• [Selection]:
Employee retention is a significant issue in today’s business environment, as organizations across the nation are plagued by a revolving door of hires and departing staff. According to the Bureau of Labor Statistics, median employee tenure of U.S. workers fell from 4.6 years in January 2014 to 4.2 years in January 2016.
While this is just a snapshot of tenure statistics, it’s important to note that a new generation entered the workforce during the end of this period—one with drastically different ideas about employment. Millennials, often stereotyped as job hoppers, are the least likely of any generation to stay with an employer for a significant amount of time. In the 2016 Deloitte Millennial Survey, which collected responses from nearly 7,700 college-educated, full-time workers born after 1982, 66 percent of millennials said they expected to leave their current employers at some point within the next 5 years.

• [Given records]:

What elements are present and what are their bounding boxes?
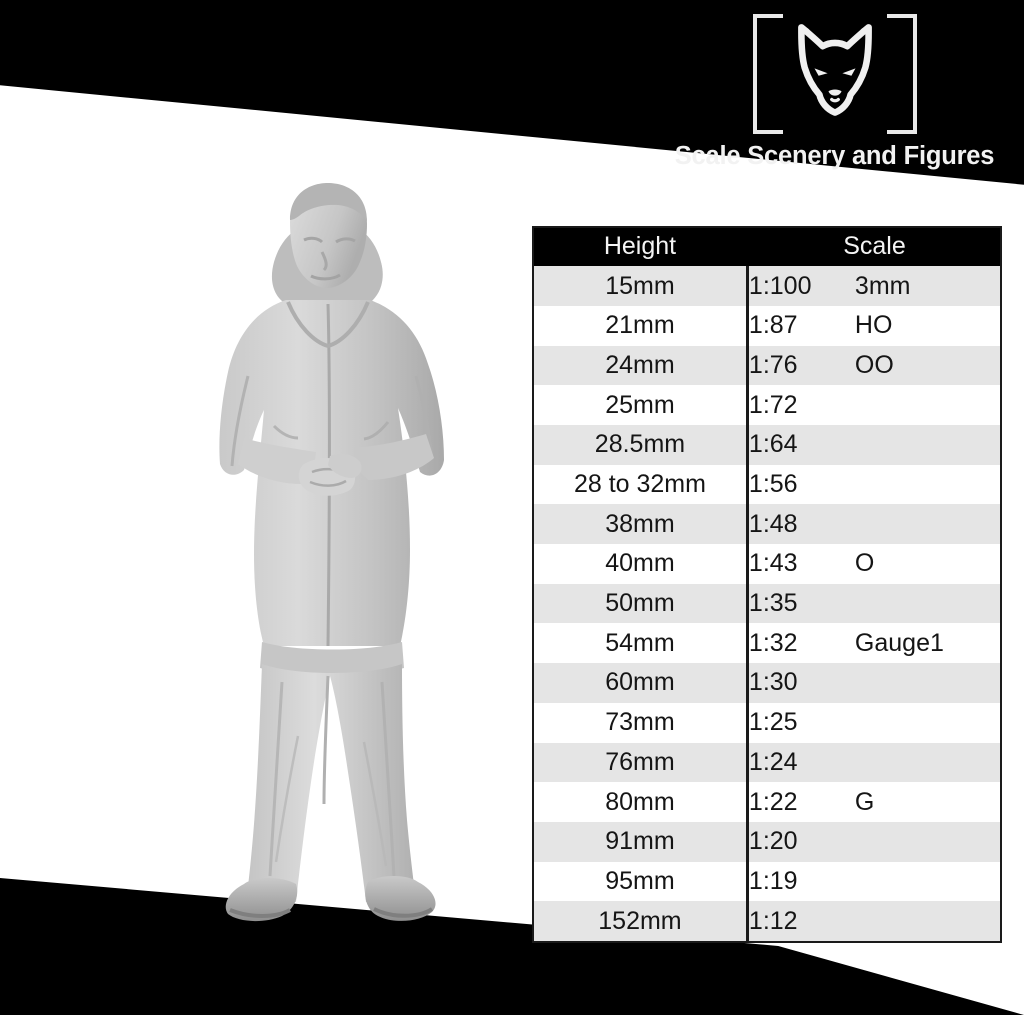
==
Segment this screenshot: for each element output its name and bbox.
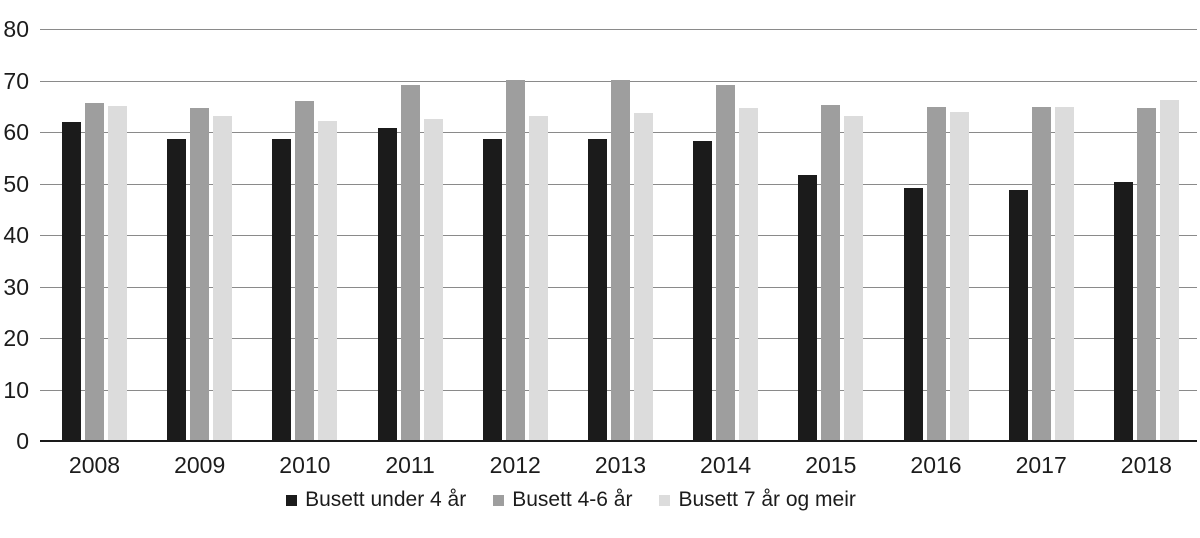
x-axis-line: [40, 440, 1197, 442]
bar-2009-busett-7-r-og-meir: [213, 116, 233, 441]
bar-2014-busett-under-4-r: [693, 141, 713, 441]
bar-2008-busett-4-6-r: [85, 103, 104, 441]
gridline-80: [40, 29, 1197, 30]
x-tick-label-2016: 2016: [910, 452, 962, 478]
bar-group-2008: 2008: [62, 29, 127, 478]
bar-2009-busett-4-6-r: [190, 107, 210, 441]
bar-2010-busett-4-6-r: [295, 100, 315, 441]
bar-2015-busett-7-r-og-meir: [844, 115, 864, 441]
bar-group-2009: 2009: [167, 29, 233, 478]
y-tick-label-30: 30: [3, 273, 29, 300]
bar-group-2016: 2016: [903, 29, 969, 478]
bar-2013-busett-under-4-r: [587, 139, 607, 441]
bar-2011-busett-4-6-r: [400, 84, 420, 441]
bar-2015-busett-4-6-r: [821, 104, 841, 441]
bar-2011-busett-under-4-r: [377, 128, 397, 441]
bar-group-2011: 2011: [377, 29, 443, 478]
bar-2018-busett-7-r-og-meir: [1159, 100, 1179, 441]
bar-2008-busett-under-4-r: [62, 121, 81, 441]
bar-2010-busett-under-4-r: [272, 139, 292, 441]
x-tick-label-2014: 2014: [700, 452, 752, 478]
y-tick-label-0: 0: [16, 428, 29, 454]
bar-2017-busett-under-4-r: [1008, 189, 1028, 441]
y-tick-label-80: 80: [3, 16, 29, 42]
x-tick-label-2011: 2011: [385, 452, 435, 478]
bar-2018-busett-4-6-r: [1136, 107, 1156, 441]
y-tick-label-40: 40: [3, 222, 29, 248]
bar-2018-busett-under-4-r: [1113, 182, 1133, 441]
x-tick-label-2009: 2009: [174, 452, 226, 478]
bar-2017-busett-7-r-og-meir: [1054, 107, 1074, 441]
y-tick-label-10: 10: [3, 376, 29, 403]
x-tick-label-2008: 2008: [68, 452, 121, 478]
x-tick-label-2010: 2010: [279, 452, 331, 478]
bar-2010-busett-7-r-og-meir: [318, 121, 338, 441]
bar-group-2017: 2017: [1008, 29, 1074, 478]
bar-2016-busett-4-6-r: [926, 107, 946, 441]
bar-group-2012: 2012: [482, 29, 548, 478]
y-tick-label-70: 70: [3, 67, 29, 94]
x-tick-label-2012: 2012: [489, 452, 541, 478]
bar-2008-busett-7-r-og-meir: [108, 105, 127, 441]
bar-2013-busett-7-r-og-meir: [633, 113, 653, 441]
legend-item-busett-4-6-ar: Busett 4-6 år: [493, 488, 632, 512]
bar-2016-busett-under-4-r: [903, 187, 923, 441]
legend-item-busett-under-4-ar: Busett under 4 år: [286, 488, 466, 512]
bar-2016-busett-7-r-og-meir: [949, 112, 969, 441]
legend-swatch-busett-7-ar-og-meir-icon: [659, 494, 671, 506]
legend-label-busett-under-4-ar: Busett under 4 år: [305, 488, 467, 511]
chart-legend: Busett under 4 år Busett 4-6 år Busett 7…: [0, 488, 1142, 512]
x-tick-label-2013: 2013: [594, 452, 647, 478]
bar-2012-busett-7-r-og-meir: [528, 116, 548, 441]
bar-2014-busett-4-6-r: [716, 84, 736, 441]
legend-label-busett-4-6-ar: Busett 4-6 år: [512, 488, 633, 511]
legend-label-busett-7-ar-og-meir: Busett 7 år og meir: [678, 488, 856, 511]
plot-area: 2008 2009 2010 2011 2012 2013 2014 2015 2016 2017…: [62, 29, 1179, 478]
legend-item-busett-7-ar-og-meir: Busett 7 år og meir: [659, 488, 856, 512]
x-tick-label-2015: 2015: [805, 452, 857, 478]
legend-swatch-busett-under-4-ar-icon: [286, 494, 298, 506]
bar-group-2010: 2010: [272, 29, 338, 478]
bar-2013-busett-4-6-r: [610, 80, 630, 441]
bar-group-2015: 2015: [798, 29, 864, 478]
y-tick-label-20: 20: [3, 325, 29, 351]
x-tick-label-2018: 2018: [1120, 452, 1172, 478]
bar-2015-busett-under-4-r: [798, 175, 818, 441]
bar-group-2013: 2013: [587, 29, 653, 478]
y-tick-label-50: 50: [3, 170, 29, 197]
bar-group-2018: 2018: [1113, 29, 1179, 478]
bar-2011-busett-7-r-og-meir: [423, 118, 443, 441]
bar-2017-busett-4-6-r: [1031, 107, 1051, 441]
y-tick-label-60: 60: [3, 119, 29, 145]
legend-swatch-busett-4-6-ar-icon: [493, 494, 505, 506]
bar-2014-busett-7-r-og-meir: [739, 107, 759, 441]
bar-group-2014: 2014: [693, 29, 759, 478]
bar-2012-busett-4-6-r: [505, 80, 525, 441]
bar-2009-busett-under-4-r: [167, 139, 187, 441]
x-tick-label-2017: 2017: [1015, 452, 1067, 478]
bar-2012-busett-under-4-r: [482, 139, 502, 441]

• [Task to complete]:
Resume the passage on employee retention and millennial turnover, carrying on from its final sentence about the 2016 Deloitte Millennial Survey.

• [Result]:
This figure wouldn’t be very significant if millennials weren’t a large part of the labor force. However, as Pew Research Center announced, this generation surpassed Gen X as the largest working group in 2015. As older workers retire and millennials’ share of the job market increases, their attitude toward job tenure will have a greater effect on a company’s employee retention efforts, and it stands to reason that average turnover rates will likely increase. Given that the Work Institute estimated that costs of replacing an employee range from $4,000 per individual to 1.5 times that person’s salary, the financial implications of low tenure and high turnover can be staggering.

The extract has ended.